WORK TO COMPLETE: Transcribe the passage of the Yucca Mountain article below between "Preparing a site" and "of regulatory limits.", inclusive.

Preparing a site to last longer than the pyramids28 July 2004
Yucca Mountain studies are focusing debate over the waste repository design, but also adding immeasurably to scientists’ knowledge of rock mechanics. By Thecla Fabian
The Egyptian pyramids have survived more than 4000 years in a desert environment. The question now is whether the USA knows, or can learn, enough to determine whether nuclear waste can remain for 10,000 years in tunnels in another desert environment – Yucca Mountain, Nevada – without releasing radionuclides in excess of regulatory limits.
The rock mechanics issues confronting the US Department of Energy (DoE), which will design and build
the repository, and the US Nuclear Regulatory Commission (NRC), which is responsible for licensing it, are “whether we really understand enough to be able to predict the behaviour of the rock in and around the drifts [tunnels] where nuclear waste will be emplaced” over a 10,000 year period, Mysore Nataraja from NRC told NEI.

RAW DATA:
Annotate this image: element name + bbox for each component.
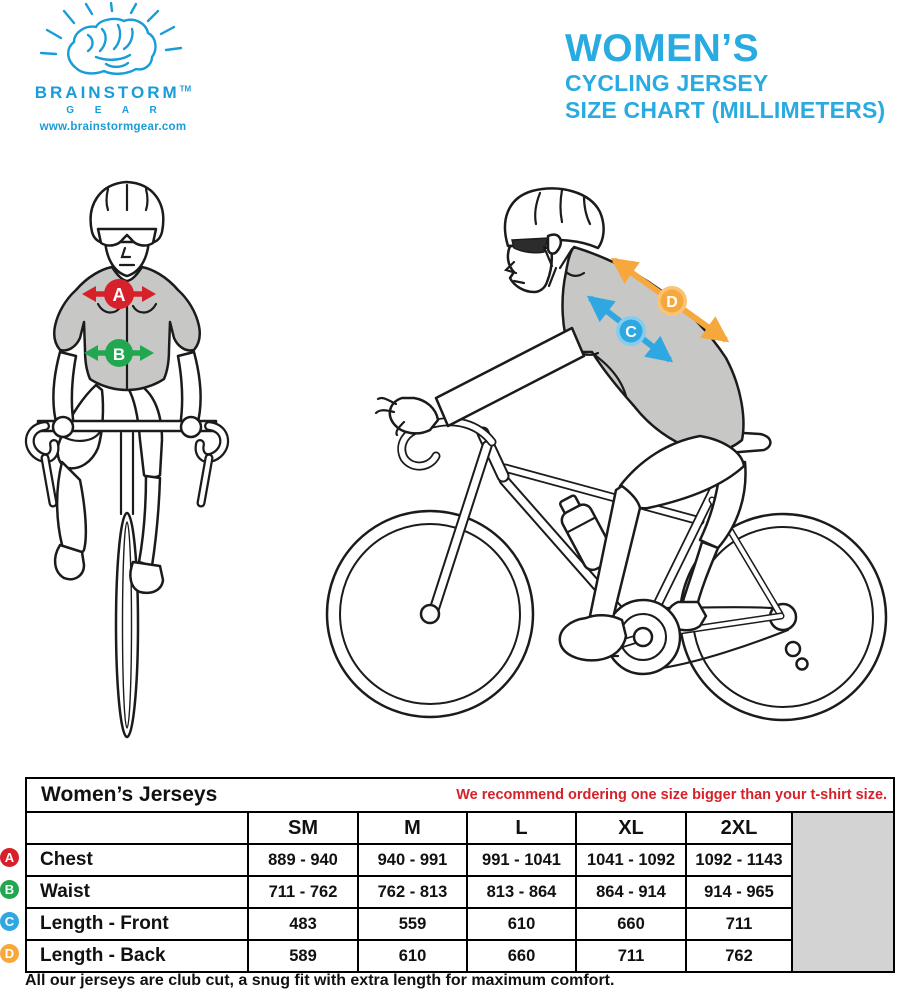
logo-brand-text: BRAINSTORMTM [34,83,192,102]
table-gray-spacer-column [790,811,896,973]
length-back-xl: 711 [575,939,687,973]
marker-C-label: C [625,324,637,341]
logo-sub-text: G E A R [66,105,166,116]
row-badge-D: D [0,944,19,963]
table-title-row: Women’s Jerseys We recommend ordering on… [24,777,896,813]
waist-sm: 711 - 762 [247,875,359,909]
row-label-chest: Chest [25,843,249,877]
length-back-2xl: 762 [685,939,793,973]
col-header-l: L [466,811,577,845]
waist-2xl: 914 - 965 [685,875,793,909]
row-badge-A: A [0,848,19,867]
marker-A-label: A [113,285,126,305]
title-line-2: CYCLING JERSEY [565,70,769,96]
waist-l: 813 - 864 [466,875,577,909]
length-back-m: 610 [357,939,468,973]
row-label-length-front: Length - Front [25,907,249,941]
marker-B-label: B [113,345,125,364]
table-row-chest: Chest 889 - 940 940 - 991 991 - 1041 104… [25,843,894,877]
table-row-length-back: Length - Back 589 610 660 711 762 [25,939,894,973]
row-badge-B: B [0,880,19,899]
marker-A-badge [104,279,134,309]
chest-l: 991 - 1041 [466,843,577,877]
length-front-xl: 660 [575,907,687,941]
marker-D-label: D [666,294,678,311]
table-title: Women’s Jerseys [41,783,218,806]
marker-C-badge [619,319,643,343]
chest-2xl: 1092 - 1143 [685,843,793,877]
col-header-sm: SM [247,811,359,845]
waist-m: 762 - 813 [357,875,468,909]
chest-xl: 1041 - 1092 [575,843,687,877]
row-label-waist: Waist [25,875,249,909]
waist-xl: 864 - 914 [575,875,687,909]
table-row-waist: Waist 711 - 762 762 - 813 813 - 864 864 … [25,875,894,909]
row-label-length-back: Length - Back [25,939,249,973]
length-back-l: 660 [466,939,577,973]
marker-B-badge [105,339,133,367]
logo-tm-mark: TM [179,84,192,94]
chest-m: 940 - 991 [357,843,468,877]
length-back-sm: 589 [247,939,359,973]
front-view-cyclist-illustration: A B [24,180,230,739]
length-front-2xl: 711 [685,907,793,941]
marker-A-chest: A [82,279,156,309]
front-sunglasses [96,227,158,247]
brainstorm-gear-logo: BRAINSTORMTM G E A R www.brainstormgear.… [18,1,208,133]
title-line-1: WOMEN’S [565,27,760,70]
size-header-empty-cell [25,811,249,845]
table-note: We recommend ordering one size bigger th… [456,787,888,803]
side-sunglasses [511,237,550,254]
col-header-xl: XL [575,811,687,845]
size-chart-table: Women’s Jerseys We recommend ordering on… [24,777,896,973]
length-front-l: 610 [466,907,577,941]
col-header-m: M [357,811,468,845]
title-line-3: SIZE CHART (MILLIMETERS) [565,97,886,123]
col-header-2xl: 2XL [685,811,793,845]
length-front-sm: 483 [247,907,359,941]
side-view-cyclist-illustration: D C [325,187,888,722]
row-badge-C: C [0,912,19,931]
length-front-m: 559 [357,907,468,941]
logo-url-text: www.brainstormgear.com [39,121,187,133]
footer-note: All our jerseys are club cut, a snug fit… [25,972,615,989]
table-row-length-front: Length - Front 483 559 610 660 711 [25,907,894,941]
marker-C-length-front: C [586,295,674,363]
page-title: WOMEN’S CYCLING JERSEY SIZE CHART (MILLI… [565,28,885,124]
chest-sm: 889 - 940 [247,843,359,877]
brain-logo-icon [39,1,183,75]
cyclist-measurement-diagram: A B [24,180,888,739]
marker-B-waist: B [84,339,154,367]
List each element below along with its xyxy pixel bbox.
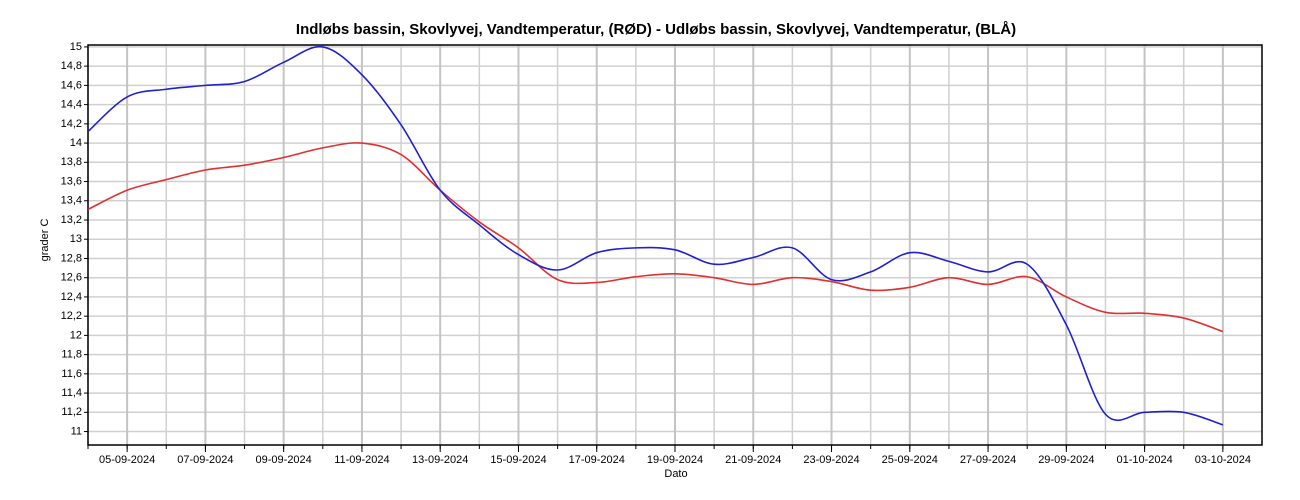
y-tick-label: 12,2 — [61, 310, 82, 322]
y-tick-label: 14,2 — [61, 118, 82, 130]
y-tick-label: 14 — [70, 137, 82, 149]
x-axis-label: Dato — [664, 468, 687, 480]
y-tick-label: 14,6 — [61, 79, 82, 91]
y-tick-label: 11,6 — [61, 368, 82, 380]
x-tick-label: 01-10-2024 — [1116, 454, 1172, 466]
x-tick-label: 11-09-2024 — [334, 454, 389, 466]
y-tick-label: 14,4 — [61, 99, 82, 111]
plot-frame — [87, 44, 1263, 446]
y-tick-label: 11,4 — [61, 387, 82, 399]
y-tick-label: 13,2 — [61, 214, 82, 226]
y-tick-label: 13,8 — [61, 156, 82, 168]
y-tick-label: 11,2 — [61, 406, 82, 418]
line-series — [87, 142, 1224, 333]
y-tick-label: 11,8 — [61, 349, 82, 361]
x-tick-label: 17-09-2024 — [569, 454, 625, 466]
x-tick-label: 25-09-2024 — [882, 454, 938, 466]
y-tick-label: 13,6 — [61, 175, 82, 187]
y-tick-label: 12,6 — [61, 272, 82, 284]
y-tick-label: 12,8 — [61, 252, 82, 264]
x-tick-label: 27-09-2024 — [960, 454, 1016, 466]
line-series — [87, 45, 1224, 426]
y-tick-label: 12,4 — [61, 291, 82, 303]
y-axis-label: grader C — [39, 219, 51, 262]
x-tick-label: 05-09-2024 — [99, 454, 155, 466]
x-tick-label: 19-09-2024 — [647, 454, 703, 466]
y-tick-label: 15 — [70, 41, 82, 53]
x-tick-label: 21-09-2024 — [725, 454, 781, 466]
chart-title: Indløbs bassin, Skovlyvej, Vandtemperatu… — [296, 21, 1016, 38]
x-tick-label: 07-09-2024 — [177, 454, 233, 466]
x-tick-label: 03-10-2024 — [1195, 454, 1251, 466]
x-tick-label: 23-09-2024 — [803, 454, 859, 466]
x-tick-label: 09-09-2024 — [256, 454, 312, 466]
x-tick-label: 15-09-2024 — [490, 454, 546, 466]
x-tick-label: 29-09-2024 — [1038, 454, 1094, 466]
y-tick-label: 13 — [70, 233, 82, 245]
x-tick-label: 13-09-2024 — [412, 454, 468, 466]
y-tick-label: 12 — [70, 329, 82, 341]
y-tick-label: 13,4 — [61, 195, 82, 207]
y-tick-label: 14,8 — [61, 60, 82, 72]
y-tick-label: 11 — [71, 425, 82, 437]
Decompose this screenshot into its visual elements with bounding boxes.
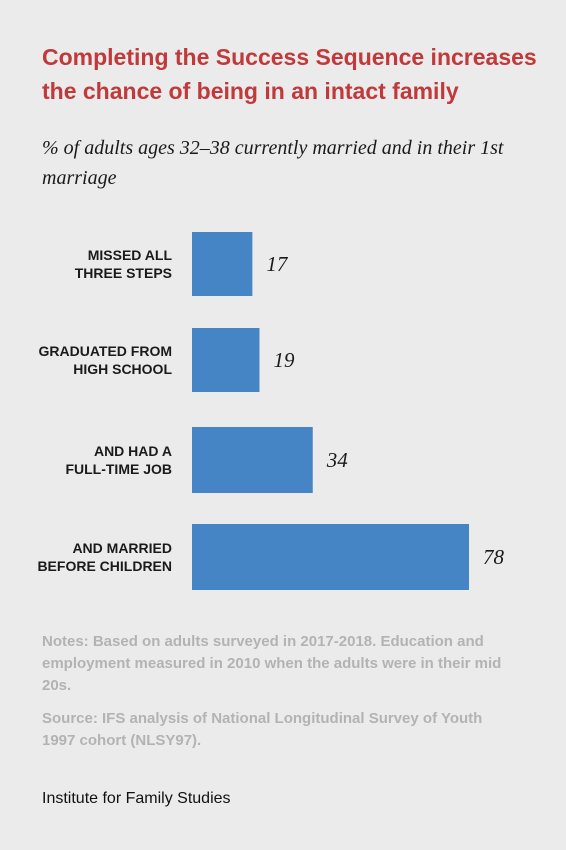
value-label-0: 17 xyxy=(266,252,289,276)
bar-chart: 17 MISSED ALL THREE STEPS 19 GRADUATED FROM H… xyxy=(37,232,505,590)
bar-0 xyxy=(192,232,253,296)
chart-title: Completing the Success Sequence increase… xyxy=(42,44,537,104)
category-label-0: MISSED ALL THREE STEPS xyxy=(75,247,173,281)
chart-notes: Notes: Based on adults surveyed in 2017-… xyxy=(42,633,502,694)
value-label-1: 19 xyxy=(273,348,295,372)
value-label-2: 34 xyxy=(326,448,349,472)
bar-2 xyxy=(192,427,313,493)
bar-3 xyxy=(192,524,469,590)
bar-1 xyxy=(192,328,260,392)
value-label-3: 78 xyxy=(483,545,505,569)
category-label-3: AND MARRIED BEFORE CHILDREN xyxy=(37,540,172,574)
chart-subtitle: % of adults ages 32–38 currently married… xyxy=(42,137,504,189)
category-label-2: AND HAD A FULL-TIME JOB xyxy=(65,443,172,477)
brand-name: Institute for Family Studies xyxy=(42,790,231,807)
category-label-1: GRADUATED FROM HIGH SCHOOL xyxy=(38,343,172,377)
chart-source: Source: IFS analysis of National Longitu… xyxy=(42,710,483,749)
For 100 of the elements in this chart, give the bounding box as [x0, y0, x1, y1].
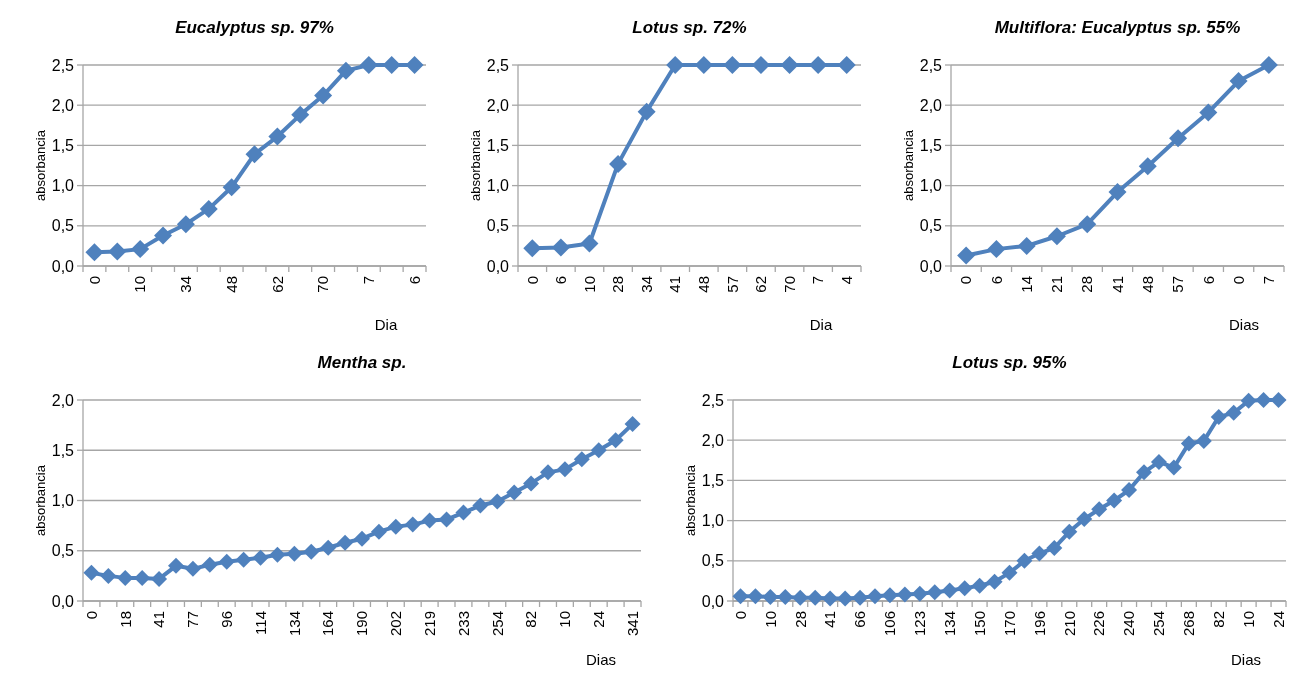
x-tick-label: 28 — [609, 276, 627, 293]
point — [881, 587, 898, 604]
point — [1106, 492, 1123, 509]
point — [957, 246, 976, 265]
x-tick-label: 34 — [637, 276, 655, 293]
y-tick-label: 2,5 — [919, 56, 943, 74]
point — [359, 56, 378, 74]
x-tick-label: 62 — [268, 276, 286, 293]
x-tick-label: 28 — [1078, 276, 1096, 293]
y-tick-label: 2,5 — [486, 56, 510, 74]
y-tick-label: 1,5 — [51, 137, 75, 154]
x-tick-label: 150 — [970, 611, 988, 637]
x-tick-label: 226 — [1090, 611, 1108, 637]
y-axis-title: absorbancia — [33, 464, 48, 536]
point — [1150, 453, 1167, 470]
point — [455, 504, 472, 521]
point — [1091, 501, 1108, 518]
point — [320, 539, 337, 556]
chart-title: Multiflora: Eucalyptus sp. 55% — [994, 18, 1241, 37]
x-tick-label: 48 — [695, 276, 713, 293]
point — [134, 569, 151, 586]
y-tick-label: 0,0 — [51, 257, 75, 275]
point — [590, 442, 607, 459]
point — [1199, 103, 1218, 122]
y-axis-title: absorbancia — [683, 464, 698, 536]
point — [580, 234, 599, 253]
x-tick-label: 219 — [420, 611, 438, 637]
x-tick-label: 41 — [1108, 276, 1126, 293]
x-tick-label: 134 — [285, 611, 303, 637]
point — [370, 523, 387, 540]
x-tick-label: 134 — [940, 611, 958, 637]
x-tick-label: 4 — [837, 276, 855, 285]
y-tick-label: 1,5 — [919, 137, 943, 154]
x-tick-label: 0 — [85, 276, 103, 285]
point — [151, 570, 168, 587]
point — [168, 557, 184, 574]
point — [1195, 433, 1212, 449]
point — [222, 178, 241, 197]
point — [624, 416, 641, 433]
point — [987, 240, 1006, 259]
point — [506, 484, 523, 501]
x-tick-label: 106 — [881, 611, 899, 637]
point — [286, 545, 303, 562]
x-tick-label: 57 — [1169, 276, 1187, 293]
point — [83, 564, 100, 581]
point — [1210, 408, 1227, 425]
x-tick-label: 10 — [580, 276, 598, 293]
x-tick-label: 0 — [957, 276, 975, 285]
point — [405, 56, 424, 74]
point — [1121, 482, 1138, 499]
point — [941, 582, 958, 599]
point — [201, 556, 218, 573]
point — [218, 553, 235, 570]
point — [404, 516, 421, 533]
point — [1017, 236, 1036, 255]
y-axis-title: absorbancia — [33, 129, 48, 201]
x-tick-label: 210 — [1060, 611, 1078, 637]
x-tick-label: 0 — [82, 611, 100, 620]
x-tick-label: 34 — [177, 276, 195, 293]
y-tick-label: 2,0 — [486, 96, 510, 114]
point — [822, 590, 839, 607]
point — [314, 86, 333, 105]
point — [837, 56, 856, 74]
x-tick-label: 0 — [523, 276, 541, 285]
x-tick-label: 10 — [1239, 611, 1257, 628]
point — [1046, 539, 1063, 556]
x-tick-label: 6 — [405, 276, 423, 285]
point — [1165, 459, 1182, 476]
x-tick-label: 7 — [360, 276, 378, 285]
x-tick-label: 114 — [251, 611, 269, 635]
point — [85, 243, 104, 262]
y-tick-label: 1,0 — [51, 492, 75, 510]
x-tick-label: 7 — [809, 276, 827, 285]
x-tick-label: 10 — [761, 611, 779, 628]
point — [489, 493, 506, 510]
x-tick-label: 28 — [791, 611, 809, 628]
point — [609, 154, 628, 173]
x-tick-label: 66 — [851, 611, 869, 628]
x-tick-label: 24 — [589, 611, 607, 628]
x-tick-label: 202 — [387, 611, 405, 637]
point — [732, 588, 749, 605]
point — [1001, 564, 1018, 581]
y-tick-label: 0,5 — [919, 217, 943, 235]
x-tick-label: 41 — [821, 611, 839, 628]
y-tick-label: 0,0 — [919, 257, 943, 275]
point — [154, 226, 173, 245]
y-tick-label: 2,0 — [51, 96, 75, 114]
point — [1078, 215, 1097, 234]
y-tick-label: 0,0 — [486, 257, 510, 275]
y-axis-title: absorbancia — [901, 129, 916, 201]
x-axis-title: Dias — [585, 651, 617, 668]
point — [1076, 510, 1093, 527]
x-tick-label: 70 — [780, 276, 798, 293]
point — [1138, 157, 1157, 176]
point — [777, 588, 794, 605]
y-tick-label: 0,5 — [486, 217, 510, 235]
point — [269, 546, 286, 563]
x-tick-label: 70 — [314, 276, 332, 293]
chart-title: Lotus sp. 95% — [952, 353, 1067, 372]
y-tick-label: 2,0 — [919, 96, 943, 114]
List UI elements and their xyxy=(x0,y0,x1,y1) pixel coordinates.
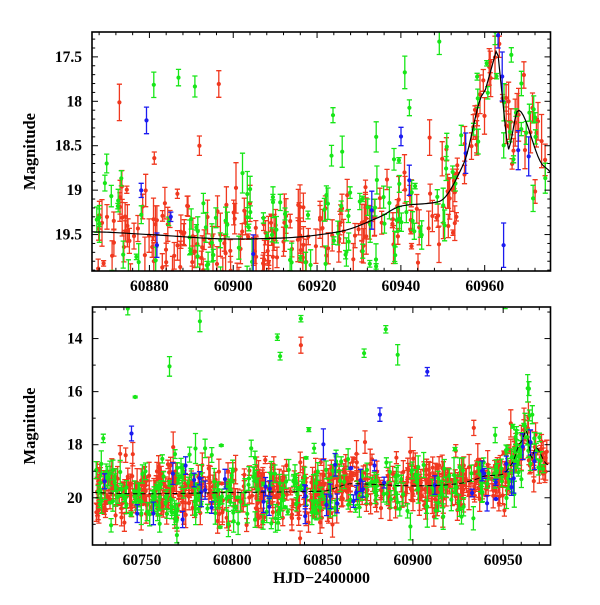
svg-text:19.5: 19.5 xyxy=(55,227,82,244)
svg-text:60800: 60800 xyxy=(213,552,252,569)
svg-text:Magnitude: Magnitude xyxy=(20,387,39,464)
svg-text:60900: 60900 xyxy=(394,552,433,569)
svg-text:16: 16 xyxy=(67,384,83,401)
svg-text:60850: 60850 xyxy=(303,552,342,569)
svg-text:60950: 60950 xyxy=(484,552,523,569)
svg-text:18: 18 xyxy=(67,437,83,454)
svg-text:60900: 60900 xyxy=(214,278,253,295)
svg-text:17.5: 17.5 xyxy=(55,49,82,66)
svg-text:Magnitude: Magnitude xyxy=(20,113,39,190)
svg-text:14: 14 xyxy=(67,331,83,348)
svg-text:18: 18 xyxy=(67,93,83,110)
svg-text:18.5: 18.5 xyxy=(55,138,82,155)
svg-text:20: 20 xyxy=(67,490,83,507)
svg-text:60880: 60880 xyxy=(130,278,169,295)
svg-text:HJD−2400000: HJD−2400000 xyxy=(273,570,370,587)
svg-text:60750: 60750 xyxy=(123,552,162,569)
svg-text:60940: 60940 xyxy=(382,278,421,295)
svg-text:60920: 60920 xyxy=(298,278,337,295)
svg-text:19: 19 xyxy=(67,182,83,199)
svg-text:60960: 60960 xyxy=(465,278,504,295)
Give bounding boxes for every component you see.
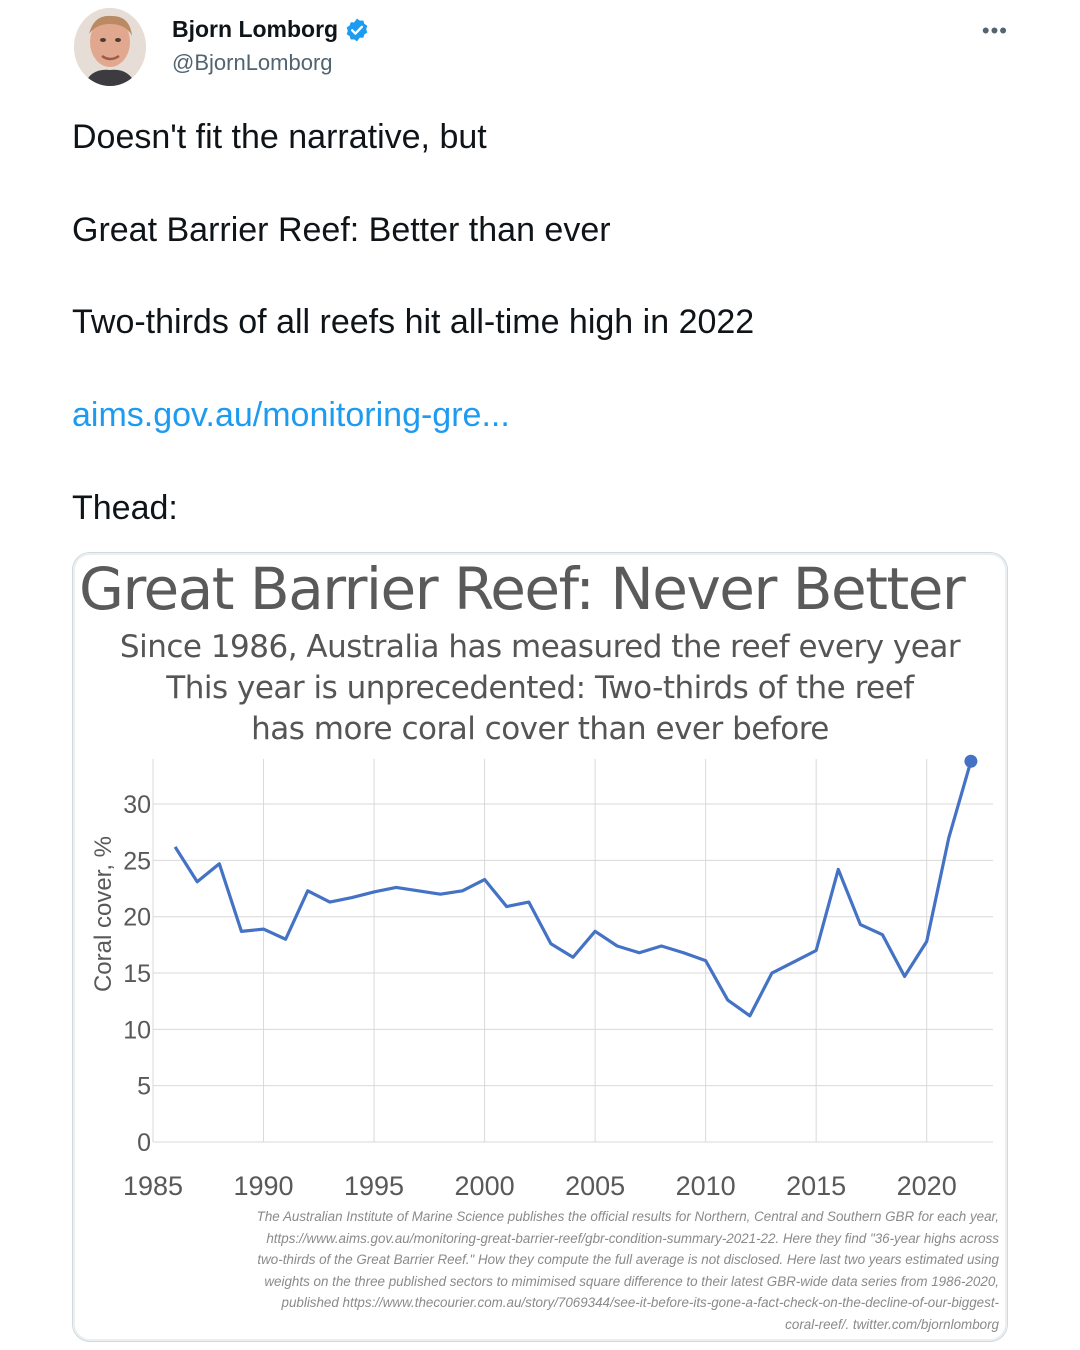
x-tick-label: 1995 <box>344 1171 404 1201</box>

ANSWER FOR THE TASK:
Preparing a site to last longer than the pyramids28 July 2004
Yucca Mountain studies are focusing debate over the waste repository design, but also adding immeasurably to scientists’ knowledge of rock mechanics. By Thecla Fabian
The Egyptian pyramids have survived more than 4000 years in a desert environment. The question now is whether the USA knows, or can learn, enough to determine whether nuclear waste can remain for 10,000 years in tunnels in another desert environment – Yucca Mountain, Nevada – without releasing radionuclides in excess of regulatory limits.